OBJECTIVE: Write out the listing exactly as it is given.

Collected data

##########

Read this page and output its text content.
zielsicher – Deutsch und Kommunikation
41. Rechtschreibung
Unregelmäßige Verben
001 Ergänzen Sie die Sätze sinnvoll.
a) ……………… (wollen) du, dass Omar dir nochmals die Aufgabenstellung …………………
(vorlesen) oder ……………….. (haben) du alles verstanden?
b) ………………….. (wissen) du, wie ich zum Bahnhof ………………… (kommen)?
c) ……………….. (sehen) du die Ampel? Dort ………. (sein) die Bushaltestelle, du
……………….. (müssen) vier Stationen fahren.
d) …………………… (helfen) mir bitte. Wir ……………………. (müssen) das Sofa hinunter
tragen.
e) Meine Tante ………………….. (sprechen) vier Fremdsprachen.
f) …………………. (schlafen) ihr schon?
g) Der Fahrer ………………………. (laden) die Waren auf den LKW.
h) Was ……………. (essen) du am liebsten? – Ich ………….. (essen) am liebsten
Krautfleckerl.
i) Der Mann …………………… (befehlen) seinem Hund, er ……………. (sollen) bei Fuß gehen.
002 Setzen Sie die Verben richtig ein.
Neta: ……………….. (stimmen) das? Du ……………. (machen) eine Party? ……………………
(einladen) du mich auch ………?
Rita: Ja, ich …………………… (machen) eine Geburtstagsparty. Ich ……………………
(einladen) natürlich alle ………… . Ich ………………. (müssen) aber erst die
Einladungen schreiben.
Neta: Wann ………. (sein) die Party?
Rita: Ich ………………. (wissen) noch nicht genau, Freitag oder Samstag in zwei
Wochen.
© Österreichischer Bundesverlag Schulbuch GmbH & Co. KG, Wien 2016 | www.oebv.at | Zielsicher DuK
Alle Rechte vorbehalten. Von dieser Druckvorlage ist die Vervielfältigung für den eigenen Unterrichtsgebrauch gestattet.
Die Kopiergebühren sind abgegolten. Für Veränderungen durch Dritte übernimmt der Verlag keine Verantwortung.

##########

OUTPUT BELOW:
Read this page and output its text content.
zielsicher – Deutsch und Kommunikation
41. Rechtschreibung
Unregelmäßige Verben
001 Ergänzen Sie die Sätze sinnvoll.
a) ……………… (wollen) du, dass Omar dir nochmals die Aufgabenstellung …………………
(vorlesen) oder ……………….. (haben) du alles verstanden?
b) ………………….. (wissen) du, wie ich zum Bahnhof ………………… (kommen)?
c) ……………….. (sehen) du die Ampel? Dort ………. (sein) die Bushaltestelle, du
……………….. (müssen) vier Stationen fahren.
d) …………………… (helfen) mir bitte. Wir ……………………. (müssen) das Sofa hinunter
tragen.
e) Meine Tante ………………….. (sprechen) vier Fremdsprachen.
f) …………………. (schlafen) ihr schon?
g) Der Fahrer ………………………. (laden) die Waren auf den LKW.
h) Was ……………. (essen) du am liebsten? – Ich ………….. (essen) am liebsten
Krautfleckerl.
i) Der Mann …………………… (befehlen) seinem Hund, er ……………. (sollen) bei Fuß gehen.
002 Setzen Sie die Verben richtig ein.
Neta: ……………….. (stimmen) das? Du ……………. (machen) eine Party? ……………………
(einladen) du mich auch ………?
Rita: Ja, ich …………………… (machen) eine Geburtstagsparty. Ich ……………………
(einladen) natürlich alle ………… . Ich ………………. (müssen) aber erst die
Einladungen schreiben.
Neta: Wann ………. (sein) die Party?
Rita: Ich ………………. (wissen) noch nicht genau, Freitag oder Samstag in zwei
Wochen.
© Österreichischer Bundesverlag Schulbuch GmbH & Co. KG, Wien 2016 | www.oebv.at | Zielsicher DuK
Alle Rechte vorbehalten. Von dieser Druckvorlage ist die Vervielfältigung für den eigenen Unterrichtsgebrauch gestattet.
Die Kopiergebühren sind abgegolten. Für Veränderungen durch Dritte übernimmt der Verlag keine Verantwortung.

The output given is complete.